Directive: Write out each line exactly as it stands, please.

Data:
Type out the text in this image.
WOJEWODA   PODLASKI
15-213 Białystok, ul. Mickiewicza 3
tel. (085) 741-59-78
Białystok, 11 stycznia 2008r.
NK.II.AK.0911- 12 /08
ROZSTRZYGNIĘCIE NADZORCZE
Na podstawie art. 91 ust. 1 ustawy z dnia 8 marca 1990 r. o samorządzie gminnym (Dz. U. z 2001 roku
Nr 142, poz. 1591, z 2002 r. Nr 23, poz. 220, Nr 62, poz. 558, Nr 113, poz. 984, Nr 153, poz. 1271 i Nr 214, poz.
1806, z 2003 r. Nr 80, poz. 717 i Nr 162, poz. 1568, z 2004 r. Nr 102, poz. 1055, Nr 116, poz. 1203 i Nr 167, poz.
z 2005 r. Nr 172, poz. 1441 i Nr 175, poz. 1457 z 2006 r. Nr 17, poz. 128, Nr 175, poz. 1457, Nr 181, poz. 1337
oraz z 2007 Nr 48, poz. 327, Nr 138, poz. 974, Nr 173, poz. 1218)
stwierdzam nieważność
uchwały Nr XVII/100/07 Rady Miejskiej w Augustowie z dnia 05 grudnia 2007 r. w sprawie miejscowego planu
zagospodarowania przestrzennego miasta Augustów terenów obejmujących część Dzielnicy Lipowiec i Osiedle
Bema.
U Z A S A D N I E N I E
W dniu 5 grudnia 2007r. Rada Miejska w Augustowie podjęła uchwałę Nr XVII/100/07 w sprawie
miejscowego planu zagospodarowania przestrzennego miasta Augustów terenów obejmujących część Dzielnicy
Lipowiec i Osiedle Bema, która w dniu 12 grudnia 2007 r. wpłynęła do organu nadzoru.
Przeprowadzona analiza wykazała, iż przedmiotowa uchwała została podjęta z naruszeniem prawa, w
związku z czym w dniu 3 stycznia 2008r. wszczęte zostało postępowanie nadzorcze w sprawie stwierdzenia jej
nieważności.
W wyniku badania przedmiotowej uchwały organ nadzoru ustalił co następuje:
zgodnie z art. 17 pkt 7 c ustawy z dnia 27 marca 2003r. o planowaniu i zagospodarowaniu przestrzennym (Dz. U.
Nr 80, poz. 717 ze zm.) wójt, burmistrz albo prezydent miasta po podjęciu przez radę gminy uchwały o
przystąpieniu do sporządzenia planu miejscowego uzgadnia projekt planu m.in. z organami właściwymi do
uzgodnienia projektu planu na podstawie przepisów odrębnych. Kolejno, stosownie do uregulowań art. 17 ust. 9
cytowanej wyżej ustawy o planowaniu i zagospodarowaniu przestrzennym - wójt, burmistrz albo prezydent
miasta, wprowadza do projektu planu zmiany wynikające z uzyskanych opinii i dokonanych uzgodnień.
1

The reply:
Type out the text in this image.
WOJEWODA   PODLASKI
15-213 Białystok, ul. Mickiewicza 3
tel. (085) 741-59-78
Białystok, 11 stycznia 2008r.
NK.II.AK.0911- 12 /08
ROZSTRZYGNIĘCIE NADZORCZE
Na podstawie art. 91 ust. 1 ustawy z dnia 8 marca 1990 r. o samorządzie gminnym (Dz. U. z 2001 roku
Nr 142, poz. 1591, z 2002 r. Nr 23, poz. 220, Nr 62, poz. 558, Nr 113, poz. 984, Nr 153, poz. 1271 i Nr 214, poz.
1806, z 2003 r. Nr 80, poz. 717 i Nr 162, poz. 1568, z 2004 r. Nr 102, poz. 1055, Nr 116, poz. 1203 i Nr 167, poz.
z 2005 r. Nr 172, poz. 1441 i Nr 175, poz. 1457 z 2006 r. Nr 17, poz. 128, Nr 175, poz. 1457, Nr 181, poz. 1337
oraz z 2007 Nr 48, poz. 327, Nr 138, poz. 974, Nr 173, poz. 1218)
stwierdzam nieważność
uchwały Nr XVII/100/07 Rady Miejskiej w Augustowie z dnia 05 grudnia 2007 r. w sprawie miejscowego planu
zagospodarowania przestrzennego miasta Augustów terenów obejmujących część Dzielnicy Lipowiec i Osiedle
Bema.
U Z A S A D N I E N I E
W dniu 5 grudnia 2007r. Rada Miejska w Augustowie podjęła uchwałę Nr XVII/100/07 w sprawie
miejscowego planu zagospodarowania przestrzennego miasta Augustów terenów obejmujących część Dzielnicy
Lipowiec i Osiedle Bema, która w dniu 12 grudnia 2007 r. wpłynęła do organu nadzoru.
Przeprowadzona analiza wykazała, iż przedmiotowa uchwała została podjęta z naruszeniem prawa, w
związku z czym w dniu 3 stycznia 2008r. wszczęte zostało postępowanie nadzorcze w sprawie stwierdzenia jej
nieważności.
W wyniku badania przedmiotowej uchwały organ nadzoru ustalił co następuje:
zgodnie z art. 17 pkt 7 c ustawy z dnia 27 marca 2003r. o planowaniu i zagospodarowaniu przestrzennym (Dz. U.
Nr 80, poz. 717 ze zm.) wójt, burmistrz albo prezydent miasta po podjęciu przez radę gminy uchwały o
przystąpieniu do sporządzenia planu miejscowego uzgadnia projekt planu m.in. z organami właściwymi do
uzgodnienia projektu planu na podstawie przepisów odrębnych. Kolejno, stosownie do uregulowań art. 17 ust. 9
cytowanej wyżej ustawy o planowaniu i zagospodarowaniu przestrzennym - wójt, burmistrz albo prezydent
miasta, wprowadza do projektu planu zmiany wynikające z uzyskanych opinii i dokonanych uzgodnień.
1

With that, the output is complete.